• _EXERCISE TASK_
Wherever the word "乙酸酸性比碳酸强" appears in the entries, copy the whole line.

------------------------------------------------

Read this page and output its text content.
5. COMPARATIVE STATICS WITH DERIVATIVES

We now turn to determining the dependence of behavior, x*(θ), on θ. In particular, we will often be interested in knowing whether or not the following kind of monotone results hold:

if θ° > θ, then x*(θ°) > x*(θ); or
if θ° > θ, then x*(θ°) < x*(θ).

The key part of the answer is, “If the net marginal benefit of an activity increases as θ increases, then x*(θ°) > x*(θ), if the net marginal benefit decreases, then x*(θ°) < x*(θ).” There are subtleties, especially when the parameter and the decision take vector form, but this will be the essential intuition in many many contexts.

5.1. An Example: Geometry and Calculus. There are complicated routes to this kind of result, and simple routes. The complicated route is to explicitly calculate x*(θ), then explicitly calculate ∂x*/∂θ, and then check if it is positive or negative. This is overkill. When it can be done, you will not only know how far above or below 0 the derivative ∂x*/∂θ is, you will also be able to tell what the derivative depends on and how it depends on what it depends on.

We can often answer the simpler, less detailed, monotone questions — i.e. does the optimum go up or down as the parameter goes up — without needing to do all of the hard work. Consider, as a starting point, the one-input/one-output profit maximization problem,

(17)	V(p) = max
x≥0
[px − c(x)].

------------------------------------------------

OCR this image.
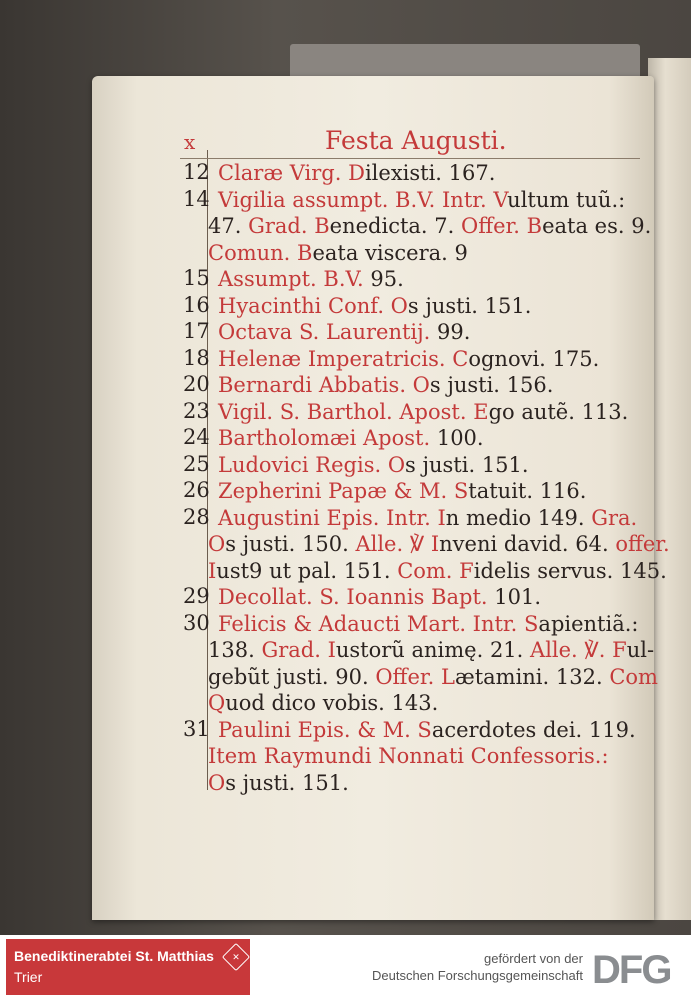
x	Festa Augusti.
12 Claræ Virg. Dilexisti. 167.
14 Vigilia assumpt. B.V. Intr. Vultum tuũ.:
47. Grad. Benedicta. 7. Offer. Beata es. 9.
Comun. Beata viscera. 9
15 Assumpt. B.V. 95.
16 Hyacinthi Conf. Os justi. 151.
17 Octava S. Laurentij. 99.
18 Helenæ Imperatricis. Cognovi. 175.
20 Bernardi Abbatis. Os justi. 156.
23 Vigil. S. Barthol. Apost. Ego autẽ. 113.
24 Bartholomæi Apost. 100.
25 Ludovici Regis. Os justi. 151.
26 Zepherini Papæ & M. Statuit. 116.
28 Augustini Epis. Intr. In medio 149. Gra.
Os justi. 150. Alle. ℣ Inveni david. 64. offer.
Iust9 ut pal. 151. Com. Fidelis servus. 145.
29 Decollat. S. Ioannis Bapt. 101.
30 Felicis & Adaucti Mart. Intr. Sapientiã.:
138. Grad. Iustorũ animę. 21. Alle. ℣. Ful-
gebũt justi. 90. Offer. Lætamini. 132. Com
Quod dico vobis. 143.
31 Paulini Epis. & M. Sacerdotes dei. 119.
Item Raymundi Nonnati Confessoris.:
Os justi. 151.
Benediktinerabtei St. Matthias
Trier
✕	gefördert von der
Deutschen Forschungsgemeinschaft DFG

------------------------------------------------

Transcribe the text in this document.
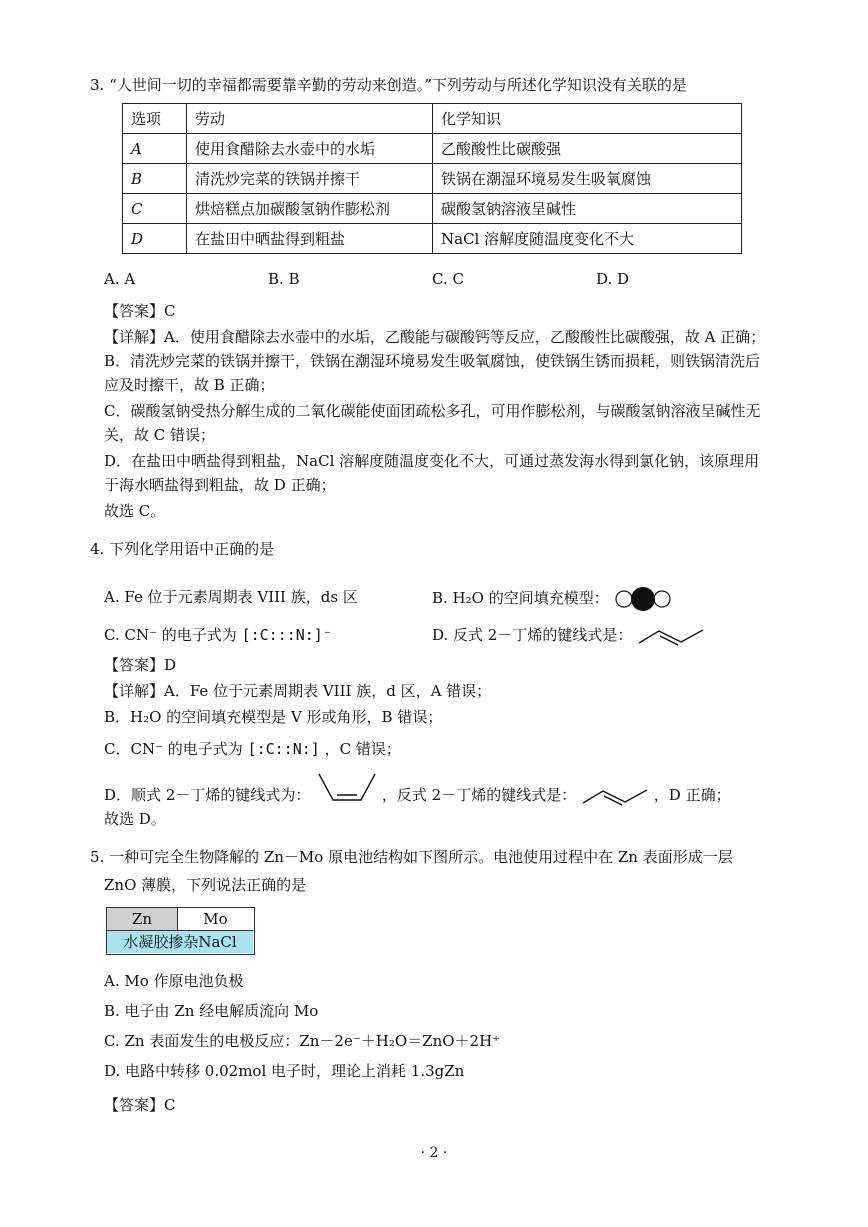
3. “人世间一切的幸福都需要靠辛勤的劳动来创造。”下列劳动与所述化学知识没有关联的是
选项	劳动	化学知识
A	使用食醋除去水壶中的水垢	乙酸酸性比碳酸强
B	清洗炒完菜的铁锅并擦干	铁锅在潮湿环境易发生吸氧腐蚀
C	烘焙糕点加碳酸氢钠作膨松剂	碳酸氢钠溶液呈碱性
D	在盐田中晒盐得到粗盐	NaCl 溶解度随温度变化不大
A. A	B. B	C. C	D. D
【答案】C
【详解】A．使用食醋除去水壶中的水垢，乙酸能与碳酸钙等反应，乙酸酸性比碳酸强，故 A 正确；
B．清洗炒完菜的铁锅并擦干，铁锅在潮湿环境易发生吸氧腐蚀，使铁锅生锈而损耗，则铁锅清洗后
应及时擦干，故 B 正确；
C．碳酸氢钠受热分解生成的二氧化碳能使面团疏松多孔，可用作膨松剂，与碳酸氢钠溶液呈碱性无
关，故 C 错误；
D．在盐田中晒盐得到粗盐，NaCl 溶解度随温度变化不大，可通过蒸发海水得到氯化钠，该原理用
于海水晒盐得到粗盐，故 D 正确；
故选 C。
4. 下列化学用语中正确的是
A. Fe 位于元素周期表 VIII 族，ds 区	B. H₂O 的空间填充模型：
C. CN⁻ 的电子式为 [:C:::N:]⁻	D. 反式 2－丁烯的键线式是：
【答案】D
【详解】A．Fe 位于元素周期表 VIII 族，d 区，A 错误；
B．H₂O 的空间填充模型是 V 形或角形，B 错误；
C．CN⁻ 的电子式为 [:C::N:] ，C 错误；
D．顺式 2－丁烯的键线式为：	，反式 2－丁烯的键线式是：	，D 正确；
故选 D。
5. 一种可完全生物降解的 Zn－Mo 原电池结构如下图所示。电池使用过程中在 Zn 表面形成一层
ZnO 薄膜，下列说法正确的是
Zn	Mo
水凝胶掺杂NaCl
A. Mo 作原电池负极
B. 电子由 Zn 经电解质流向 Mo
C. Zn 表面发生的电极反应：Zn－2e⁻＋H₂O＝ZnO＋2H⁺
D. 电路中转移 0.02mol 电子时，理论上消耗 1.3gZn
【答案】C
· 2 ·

------------------------------------------------

• _RESULT OF THE TASK_
A	使用食醋除去水壶中的水垢	乙酸酸性比碳酸强
【详解】A．使用食醋除去水壶中的水垢，乙酸能与碳酸钙等反应，乙酸酸性比碳酸强，故 A 正确；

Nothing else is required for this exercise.